What needs to be done. Where a line below holds the string "this", copy that line.

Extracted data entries
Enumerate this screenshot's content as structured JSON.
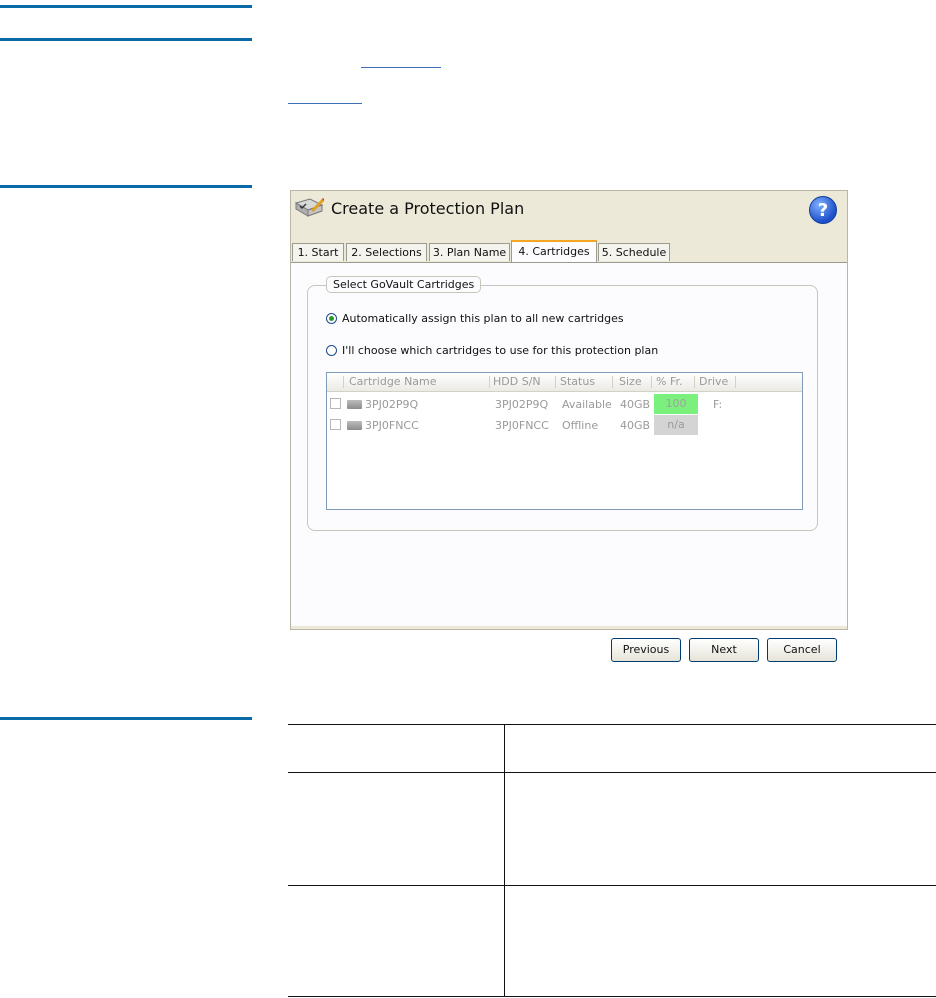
{
  "dialog": {
    "title": "Create a Protection Plan",
    "help_icon": "help-icon",
    "tabs": [
      {
        "label": "1. Start"
      },
      {
        "label": "2. Selections"
      },
      {
        "label": "3. Plan Name"
      },
      {
        "label": "4. Cartridges",
        "active": true
      },
      {
        "label": "5. Schedule"
      }
    ],
    "group_label": "Select GoVault Cartridges",
    "radio_auto": "Automatically assign this plan to all new cartridges",
    "radio_manual": "I'll choose which cartridges to use for this protection plan",
    "grid": {
      "columns": [
        "Cartridge Name",
        "HDD S/N",
        "Status",
        "Size",
        "% Fr.",
        "Drive"
      ],
      "rows": [
        {
          "name": "3PJ02P9Q",
          "sn": "3PJ02P9Q",
          "status": "Available",
          "size": "40GB",
          "free": "100",
          "drive": "F:"
        },
        {
          "name": "3PJ0FNCC",
          "sn": "3PJ0FNCC",
          "status": "Offline",
          "size": "40GB",
          "free": "n/a",
          "drive": ""
        }
      ]
    },
    "buttons": {
      "previous": "Previous",
      "next": "Next",
      "cancel": "Cancel"
    }
  },
  "colors": {
    "accent_rule": "#0a6aa8",
    "free_ok": "#7cf07c",
    "free_na": "#d4d4d4"
  }
}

Solution to the exercise.
Enumerate this screenshot's content as structured JSON.
    "radio_auto": "Automatically assign this plan to all new cartridges",
    "radio_manual": "I'll choose which cartridges to use for this protection plan",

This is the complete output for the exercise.